Select and reproduce each line of the listing below that bears the string "JSON".

------------------------------------------------------------

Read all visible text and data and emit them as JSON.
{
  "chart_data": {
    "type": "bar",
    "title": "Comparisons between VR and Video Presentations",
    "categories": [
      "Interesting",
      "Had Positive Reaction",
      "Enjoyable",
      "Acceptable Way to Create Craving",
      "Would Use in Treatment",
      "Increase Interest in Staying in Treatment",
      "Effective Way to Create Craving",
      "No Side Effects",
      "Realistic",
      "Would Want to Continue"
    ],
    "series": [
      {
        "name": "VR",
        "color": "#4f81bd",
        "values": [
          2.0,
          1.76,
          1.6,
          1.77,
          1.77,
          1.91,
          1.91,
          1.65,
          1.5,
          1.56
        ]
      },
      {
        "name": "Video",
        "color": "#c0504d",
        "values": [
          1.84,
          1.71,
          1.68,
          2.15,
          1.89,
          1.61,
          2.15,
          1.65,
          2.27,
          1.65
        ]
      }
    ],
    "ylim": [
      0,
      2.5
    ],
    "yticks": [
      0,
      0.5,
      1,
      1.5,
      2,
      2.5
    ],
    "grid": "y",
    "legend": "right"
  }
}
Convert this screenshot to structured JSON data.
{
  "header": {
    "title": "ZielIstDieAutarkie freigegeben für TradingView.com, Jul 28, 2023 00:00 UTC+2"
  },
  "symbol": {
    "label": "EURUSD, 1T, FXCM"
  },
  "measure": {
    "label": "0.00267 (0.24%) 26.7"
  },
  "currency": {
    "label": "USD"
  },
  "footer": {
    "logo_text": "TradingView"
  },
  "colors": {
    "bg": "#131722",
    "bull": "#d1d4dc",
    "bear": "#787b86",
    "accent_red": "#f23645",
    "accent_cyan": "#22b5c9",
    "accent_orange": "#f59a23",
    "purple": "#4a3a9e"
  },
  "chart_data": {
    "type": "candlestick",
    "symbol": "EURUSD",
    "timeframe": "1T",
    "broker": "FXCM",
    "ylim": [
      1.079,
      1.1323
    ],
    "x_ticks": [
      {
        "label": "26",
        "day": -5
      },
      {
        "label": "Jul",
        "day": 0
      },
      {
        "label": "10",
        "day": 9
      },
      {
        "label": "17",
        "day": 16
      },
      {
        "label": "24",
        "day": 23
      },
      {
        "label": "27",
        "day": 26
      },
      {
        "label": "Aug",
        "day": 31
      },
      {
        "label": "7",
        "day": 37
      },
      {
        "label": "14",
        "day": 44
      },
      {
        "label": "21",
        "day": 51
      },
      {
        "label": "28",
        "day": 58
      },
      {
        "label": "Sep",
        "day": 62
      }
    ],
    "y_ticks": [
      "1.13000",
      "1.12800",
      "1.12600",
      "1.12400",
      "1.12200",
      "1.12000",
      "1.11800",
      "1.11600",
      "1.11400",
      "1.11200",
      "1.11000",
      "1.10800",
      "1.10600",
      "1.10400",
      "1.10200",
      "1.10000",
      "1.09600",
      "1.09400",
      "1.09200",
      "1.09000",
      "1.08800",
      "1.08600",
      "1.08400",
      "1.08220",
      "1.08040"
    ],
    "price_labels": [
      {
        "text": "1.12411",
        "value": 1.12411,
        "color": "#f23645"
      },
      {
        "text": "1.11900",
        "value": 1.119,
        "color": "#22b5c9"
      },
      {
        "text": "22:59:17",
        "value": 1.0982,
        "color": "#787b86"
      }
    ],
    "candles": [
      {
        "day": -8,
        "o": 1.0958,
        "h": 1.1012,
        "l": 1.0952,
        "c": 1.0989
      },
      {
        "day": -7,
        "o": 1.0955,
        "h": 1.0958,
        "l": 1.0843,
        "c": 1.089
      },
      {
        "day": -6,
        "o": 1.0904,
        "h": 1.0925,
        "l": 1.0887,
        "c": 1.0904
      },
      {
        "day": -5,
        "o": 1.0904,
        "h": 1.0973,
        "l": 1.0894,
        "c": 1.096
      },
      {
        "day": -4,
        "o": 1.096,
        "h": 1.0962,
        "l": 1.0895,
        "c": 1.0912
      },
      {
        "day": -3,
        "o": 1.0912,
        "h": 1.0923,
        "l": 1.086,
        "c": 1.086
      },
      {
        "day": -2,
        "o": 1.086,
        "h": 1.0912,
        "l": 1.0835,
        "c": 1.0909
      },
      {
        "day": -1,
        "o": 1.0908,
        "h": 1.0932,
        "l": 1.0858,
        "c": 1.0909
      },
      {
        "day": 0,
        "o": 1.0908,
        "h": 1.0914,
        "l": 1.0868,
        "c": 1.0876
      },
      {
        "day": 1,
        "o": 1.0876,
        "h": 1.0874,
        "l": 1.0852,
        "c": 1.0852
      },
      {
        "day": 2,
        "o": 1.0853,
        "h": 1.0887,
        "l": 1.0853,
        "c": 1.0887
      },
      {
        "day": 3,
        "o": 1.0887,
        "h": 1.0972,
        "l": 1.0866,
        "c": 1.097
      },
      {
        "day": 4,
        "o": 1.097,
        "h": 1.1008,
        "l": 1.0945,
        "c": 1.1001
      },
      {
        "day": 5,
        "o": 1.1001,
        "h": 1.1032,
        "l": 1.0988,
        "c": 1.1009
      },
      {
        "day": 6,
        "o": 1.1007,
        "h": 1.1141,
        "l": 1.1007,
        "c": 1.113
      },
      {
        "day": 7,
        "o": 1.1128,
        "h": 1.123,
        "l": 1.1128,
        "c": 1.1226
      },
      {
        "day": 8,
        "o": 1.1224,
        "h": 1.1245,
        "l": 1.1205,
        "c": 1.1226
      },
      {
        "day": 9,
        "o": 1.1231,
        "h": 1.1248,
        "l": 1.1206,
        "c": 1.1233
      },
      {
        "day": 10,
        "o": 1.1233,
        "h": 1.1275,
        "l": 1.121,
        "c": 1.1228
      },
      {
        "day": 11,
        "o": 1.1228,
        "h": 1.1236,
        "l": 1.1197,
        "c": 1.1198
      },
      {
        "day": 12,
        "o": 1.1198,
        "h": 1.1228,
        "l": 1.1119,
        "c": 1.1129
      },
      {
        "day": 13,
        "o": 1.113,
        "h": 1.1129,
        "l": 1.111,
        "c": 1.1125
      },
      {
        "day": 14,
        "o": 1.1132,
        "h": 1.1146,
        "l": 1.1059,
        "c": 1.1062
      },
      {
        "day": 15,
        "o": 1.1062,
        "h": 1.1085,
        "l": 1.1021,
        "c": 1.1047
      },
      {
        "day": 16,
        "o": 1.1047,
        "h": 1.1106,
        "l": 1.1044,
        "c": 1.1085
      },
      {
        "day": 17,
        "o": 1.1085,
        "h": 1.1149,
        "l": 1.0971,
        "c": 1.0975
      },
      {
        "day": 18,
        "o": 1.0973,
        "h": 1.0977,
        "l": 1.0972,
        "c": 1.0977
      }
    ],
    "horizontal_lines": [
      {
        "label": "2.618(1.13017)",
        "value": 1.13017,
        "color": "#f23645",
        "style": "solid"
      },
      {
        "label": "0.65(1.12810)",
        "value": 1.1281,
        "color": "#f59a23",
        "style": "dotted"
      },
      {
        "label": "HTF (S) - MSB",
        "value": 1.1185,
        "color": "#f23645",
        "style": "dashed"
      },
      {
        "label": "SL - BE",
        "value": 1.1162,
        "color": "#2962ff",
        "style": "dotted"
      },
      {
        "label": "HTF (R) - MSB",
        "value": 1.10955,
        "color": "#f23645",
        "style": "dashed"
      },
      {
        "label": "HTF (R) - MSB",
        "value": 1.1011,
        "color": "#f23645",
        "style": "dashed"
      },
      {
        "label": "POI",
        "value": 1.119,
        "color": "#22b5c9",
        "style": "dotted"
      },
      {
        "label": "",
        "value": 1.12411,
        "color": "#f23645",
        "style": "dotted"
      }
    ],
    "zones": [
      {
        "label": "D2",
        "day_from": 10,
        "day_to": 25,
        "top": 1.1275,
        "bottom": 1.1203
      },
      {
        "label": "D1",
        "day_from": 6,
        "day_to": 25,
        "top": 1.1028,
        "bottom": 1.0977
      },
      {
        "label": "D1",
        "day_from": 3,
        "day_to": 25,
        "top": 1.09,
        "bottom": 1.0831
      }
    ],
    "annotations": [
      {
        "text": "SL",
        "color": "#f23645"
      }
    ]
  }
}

------------------------------------------------------------

### Output for this exercise
Read all visible text and data and emit them as JSON.
Convert this screenshot to structured JSON data.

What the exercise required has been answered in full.